Welcome to the repo to perform fast, large-scale, semi-automatic inference of animal behavior from monocular videos.


Description

The animal behavior inference workflow is built on top of the open-source graphical image annotation tool Smarter-labelme with the goal of minimizing the cumbersome and time-intensive manual effort associated with generating reliable behavior-dense annotated datasets. The generated dataset can be easily used to train diverse machine learning models as well as to perform behavioral analysis.

Advantages

  • The workflow allows collecting dense behavior data over large time and spatial scales
  • Enables researchers to quickly annotate animals and behaviors of interest to generate dense behavior and annotation datasets
  • The underlying light-weight network architecture and implementation can be employed for real-time animal detection and behavior classification in the wild
  • The workflow is built around videos from consumer-grade single cameras enabling easy adoption for reserach and conservation in the field

We demonstrate the benefits of using this workflow on aerial video footage of zebras recorded at Mpala in Kenya. The full annotated dataset is freely available for the research community.

A Preprint outlining the framework has been uploaded to bioRxiv and a video abstract can be found here.

To adapt Smarter-labelme for your own project, please follow the guide here.

Requirements

Installation

You can install via pip:

python3 -m pip install --upgrade "git+https://github.com/robot-perception-group/smarter-labelme@master"

==========

-- WRITTEN EXERCISE A --
Convert the listing into a JSON list of strings with one string per line, leaving out blank lines. Cover everything from the start of the listing down to the line containing "550, 947, 609]".

-- RECORDS TO PROCESS --
==========

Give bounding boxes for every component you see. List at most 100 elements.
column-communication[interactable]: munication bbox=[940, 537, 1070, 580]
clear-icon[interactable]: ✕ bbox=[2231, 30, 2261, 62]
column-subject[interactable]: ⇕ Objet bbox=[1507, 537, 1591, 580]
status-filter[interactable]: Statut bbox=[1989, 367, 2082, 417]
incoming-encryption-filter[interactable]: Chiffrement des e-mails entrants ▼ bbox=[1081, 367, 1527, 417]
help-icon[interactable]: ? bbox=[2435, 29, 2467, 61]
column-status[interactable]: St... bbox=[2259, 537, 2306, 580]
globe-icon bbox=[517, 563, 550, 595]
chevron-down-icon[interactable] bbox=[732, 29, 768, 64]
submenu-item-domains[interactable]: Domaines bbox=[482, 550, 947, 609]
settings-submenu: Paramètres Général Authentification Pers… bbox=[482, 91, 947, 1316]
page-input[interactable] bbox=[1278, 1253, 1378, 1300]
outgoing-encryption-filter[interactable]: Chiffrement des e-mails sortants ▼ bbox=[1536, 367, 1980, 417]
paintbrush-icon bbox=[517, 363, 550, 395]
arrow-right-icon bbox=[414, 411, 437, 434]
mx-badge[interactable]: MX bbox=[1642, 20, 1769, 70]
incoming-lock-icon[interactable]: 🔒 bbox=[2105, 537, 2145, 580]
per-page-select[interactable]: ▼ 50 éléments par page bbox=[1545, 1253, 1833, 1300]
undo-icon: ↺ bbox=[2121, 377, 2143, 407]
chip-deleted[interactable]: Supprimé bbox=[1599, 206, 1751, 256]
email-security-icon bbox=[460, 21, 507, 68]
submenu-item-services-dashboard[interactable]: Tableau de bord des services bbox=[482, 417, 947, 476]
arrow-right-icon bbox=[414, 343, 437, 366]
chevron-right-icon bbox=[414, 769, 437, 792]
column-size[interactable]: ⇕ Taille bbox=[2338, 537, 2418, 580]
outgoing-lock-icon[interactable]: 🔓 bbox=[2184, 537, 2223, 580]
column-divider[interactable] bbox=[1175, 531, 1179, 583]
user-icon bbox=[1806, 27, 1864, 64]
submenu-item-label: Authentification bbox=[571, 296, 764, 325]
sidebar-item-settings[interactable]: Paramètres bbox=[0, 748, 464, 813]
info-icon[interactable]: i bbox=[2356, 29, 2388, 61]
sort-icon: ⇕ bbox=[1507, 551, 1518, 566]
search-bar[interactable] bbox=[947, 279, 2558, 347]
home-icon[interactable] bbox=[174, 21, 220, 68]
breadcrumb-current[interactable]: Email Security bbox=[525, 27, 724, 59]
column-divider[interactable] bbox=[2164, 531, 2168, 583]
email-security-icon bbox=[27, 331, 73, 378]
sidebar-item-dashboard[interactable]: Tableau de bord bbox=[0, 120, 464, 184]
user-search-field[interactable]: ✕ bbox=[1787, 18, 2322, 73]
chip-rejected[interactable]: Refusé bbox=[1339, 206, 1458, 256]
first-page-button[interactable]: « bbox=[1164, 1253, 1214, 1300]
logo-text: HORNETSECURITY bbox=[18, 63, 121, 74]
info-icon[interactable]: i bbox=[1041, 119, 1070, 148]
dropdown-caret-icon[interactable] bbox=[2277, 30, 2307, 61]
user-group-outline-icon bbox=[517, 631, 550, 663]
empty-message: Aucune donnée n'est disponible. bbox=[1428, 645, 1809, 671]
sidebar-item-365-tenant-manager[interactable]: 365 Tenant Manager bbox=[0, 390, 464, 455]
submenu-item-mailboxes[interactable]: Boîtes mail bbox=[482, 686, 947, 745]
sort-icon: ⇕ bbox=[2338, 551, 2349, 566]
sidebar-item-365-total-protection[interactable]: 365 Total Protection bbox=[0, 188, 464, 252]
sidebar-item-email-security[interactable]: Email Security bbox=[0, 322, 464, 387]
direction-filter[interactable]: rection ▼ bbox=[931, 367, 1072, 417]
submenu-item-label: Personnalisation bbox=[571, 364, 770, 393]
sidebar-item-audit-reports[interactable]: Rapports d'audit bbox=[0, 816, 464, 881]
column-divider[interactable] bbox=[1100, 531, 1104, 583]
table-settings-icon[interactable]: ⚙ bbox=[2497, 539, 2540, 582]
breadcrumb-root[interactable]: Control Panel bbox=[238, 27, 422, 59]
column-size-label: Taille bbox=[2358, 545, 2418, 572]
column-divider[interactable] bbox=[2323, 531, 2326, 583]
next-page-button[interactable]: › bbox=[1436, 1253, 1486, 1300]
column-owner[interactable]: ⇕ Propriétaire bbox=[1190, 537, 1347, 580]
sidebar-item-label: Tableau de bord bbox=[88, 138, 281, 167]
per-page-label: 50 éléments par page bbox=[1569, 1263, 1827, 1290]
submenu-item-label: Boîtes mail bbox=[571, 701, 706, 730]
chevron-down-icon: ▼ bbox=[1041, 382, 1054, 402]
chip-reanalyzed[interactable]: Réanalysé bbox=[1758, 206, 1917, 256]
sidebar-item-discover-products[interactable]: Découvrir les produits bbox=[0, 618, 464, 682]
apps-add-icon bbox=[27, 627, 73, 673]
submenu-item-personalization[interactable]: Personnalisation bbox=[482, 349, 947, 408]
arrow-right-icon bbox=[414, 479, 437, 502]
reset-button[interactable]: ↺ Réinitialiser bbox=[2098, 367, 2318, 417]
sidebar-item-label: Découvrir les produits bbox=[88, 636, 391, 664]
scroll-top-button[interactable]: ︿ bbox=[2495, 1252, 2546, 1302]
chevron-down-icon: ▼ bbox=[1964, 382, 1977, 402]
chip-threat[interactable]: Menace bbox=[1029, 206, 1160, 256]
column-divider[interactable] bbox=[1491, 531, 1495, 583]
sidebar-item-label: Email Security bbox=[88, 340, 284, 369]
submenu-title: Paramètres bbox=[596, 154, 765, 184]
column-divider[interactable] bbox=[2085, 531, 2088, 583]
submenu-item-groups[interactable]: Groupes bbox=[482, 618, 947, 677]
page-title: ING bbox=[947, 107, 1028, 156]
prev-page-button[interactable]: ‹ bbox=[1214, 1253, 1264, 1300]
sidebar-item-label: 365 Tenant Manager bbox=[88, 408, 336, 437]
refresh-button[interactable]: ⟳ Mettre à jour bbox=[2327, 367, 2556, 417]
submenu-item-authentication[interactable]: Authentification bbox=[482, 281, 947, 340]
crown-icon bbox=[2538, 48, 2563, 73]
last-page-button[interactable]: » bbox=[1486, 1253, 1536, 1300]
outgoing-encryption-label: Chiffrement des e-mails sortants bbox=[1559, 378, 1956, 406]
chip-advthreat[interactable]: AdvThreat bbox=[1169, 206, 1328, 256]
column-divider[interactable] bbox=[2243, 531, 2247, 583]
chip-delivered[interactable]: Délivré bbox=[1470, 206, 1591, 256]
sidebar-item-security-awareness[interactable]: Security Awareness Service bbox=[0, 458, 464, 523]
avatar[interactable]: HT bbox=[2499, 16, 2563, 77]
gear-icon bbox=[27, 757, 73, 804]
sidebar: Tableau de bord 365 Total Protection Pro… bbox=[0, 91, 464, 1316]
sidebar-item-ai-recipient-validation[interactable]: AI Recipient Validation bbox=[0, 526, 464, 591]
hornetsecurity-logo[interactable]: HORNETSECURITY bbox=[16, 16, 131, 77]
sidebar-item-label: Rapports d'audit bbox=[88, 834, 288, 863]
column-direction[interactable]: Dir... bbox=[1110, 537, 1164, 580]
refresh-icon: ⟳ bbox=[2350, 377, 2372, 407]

==========

-- WRITTEN EXERCISE B --
Answer these questions about the animal behavior inference workflow text:
(i) Which open-source graphical image annotation tool is the workflow built on top of?
(ii) Footage of which animal, recorded where, is used to demonstrate the workflow?
(iii) Where has the preprint outlining the framework been uploaded?

-- FINAL ANSWER A --
[
  "Give bounding boxes for every component you see. List at most 100 elements.",
  "column-communication[interactable]: munication bbox=[940, 537, 1070, 580]",
  "clear-icon[interactable]: ✕ bbox=[2231, 30, 2261, 62]",
  "column-subject[interactable]: ⇕ Objet bbox=[1507, 537, 1591, 580]",
  "status-filter[interactable]: Statut bbox=[1989, 367, 2082, 417]",
  "incoming-encryption-filter[interactable]: Chiffrement des e-mails entrants ▼ bbox=[1081, 367, 1527, 417]",
  "help-icon[interactable]: ? bbox=[2435, 29, 2467, 61]",
  "column-status[interactable]: St... bbox=[2259, 537, 2306, 580]",
  "globe-icon bbox=[517, 563, 550, 595]",
  "chevron-down-icon[interactable] bbox=[732, 29, 768, 64]",
  "submenu-item-domains[interactable]: Domaines bbox=[482, 550, 947, 609]"
]

-- FINAL ANSWER B --
(i) Smarter-labelme.
(ii) Zebras, in aerial video footage recorded at Mpala in Kenya.
(iii) bioRxiv.